**Texto para leitura**
________________________________________
Existe um manifesto contra a ocupação das tropas brasileiras no Haiti. Por que você acha que o Brasil tem que retirar as tropas do Haiti?
Porque ninguém tem o direito de interferir nos rumos de povo nenhum. Eu chamo essa ocupação de "Operação brother san, versão tupiniquim".
Como a grande mídia em geral está tratando desse assunto?
Com a maior discrição possível. Se der muito cartaz, parte desse povo que condenou a invasão do Iraque e está indiferente à permanência dos milicos brasileiros no Haiti, vai começar a questionar.
Como a cultura hip hop vê essa ocupação? E por que esse grande engajamento da cultura hip hop em relação a essa ocupação?
________________________________________
**Linhas de dados**
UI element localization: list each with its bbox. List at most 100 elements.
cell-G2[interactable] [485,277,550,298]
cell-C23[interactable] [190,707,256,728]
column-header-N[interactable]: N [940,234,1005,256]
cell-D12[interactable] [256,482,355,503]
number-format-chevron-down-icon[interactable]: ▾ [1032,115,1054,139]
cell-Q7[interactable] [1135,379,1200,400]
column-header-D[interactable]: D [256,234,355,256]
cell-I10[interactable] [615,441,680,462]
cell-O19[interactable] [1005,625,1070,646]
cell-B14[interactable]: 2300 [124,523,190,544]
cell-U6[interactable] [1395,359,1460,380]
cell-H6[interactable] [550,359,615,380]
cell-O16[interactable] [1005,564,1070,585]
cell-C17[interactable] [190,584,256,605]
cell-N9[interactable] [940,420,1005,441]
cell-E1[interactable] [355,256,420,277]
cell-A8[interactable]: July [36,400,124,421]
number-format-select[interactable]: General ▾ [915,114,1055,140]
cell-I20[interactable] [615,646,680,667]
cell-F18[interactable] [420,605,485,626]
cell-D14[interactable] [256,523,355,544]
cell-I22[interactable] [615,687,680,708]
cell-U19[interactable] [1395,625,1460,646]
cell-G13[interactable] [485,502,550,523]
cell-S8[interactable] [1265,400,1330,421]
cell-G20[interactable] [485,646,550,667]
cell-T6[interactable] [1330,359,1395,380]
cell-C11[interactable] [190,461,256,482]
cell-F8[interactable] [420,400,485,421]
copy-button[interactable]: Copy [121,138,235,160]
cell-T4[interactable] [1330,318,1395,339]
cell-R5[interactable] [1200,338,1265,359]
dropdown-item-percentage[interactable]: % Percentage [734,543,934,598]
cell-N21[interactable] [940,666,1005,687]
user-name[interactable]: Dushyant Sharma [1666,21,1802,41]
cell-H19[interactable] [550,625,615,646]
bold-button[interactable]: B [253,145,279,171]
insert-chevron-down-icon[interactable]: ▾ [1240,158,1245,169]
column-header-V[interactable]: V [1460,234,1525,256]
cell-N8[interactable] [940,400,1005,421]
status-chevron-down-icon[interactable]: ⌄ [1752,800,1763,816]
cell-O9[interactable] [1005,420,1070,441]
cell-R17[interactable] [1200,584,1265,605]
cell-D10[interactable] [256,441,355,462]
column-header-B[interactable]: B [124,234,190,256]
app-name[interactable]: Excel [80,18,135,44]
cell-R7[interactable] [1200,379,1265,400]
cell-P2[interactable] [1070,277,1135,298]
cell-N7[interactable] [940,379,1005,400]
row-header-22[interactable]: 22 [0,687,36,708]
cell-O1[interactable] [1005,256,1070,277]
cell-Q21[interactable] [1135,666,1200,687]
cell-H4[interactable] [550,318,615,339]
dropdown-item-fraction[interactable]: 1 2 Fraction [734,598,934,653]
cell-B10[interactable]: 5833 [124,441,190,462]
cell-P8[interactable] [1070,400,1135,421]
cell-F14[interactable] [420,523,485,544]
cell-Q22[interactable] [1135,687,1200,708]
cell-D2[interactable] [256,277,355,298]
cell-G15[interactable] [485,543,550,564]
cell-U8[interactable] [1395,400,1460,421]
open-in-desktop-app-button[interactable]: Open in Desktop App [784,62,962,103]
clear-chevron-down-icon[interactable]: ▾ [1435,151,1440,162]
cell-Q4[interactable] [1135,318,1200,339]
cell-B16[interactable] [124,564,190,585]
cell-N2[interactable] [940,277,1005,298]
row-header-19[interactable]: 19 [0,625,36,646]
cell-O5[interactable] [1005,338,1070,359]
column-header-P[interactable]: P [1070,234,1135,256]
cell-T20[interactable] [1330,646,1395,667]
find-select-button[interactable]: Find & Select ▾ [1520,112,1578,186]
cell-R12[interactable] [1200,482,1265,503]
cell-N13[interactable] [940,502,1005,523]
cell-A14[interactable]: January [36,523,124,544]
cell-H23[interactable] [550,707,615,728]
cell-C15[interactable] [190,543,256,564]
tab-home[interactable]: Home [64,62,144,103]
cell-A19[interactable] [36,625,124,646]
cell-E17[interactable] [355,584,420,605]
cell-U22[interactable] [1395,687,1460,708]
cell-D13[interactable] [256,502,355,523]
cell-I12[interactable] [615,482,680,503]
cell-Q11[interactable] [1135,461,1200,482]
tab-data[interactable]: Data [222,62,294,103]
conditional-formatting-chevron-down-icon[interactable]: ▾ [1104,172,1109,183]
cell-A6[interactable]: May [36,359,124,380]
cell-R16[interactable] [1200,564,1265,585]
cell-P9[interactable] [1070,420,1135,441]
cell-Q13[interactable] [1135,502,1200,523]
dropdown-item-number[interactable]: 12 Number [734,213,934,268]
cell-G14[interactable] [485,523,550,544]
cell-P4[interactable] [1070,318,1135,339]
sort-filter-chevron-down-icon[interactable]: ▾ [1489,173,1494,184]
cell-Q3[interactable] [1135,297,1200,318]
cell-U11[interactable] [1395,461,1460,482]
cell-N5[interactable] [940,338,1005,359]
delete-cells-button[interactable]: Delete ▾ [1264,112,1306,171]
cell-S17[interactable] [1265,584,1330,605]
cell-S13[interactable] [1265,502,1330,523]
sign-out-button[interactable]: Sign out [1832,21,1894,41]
________________________________________
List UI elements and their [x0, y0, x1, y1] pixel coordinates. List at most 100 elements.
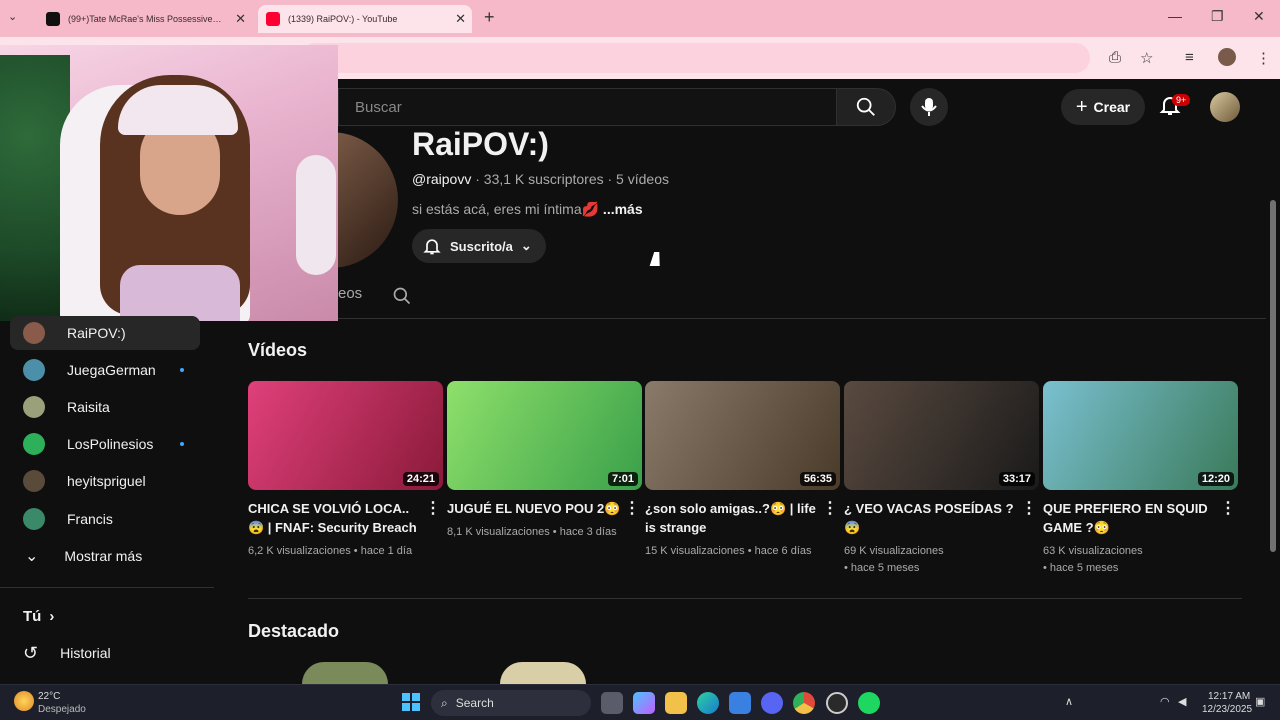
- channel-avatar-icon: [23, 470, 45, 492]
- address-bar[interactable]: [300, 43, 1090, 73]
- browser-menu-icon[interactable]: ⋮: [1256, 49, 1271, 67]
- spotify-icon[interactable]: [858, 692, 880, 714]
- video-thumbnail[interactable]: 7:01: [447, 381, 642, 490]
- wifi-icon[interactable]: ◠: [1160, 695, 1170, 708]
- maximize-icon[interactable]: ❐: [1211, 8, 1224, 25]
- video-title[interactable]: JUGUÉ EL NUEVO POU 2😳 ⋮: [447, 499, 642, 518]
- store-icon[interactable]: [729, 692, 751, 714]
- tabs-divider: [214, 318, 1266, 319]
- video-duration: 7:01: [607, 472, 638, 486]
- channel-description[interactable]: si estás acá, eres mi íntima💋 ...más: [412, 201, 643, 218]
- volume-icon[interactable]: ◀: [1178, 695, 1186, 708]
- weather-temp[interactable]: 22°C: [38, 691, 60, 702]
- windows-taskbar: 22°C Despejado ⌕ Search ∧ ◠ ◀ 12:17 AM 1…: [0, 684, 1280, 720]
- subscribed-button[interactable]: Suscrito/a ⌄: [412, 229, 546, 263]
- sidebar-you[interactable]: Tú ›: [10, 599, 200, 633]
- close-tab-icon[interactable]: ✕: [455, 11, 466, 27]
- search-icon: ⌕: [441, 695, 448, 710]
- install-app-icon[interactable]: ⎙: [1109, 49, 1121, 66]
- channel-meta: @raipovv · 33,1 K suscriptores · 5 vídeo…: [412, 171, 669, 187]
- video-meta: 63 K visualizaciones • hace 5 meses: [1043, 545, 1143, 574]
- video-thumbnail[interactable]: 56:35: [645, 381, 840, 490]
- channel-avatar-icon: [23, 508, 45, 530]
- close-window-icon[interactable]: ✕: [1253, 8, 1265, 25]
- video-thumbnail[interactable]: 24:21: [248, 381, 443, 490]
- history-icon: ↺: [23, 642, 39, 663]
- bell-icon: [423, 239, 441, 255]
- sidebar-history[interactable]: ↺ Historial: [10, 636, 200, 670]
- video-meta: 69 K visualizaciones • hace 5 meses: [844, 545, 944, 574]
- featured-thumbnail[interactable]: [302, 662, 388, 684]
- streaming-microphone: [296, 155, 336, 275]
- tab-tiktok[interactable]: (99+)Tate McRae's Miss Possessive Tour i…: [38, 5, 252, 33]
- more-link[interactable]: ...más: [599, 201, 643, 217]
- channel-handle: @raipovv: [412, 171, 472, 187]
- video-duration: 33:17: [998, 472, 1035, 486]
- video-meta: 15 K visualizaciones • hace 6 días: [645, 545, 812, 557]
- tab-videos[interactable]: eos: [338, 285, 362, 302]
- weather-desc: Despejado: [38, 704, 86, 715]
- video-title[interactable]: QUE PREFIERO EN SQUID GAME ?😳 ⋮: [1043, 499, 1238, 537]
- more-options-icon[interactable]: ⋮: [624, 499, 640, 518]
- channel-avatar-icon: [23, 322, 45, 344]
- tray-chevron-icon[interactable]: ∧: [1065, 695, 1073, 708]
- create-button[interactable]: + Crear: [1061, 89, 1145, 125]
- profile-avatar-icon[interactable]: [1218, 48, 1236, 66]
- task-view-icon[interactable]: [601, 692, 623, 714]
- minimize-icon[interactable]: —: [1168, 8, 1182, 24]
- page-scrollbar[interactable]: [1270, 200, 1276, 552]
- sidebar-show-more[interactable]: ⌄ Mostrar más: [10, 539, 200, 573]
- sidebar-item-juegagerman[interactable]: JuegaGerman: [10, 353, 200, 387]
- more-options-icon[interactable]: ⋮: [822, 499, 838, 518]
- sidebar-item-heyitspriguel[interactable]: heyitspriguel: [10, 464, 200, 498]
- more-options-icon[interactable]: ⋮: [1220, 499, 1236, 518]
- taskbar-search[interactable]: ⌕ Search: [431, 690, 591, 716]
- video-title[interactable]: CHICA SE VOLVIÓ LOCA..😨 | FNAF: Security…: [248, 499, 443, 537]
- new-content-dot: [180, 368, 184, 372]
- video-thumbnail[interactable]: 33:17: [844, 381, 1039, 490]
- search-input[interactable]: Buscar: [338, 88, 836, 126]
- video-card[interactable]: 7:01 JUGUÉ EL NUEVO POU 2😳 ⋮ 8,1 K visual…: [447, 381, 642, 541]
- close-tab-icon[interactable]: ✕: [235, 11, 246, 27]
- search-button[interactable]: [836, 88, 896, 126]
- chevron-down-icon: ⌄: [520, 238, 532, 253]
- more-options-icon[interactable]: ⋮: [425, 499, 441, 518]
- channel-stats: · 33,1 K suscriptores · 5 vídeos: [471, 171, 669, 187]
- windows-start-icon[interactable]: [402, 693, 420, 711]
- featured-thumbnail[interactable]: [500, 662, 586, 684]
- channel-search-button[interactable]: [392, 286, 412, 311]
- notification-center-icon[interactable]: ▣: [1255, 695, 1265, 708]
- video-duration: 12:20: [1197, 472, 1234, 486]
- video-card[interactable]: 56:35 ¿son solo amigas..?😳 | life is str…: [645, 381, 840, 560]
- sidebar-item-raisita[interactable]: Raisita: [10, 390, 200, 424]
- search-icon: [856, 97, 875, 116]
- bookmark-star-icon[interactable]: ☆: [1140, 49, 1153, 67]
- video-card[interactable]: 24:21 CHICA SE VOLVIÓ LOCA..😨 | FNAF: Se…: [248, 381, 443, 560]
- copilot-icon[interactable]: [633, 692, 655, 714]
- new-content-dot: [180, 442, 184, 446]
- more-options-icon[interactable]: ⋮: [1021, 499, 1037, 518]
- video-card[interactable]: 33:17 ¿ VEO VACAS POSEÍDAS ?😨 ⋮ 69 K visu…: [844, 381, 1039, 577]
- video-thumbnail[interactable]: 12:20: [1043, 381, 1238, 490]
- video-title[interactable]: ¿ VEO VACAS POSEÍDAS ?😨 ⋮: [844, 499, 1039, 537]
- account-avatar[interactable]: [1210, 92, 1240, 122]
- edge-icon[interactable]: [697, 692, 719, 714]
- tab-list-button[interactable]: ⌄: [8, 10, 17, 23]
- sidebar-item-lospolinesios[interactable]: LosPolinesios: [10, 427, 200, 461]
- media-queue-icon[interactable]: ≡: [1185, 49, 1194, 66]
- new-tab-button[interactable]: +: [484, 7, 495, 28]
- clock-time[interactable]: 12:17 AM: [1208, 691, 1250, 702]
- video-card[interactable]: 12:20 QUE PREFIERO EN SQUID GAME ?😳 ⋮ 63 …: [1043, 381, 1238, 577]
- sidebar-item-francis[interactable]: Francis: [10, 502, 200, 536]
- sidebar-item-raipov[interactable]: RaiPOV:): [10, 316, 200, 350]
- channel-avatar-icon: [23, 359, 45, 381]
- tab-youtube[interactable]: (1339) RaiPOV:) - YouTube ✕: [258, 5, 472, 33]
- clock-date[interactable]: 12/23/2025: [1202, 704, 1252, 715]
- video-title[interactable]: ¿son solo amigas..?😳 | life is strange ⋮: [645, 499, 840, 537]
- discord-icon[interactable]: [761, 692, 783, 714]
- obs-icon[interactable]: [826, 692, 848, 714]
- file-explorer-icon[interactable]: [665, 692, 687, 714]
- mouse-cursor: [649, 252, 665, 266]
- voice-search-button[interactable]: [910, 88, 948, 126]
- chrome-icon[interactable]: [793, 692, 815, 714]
________________________________________
**Objetivo do exercício**
Copie o texto sobre a ocupação do Haiti entre "Existe um manifesto" e "começar a questionar.", inclusive, trocando "milicos" por "soldados".

**Resposta da tarefa**
Existe um manifesto contra a ocupação das tropas brasileiras no Haiti. Por que você acha que o Brasil tem que retirar as tropas do Haiti?
Porque ninguém tem o direito de interferir nos rumos de povo nenhum. Eu chamo essa ocupação de "Operação brother san, versão tupiniquim".
Como a grande mídia em geral está tratando desse assunto?
Com a maior discrição possível. Se der muito cartaz, parte desse povo que condenou a invasão do Iraque e está indiferente à permanência dos soldados brasileiros no Haiti, vai começar a questionar.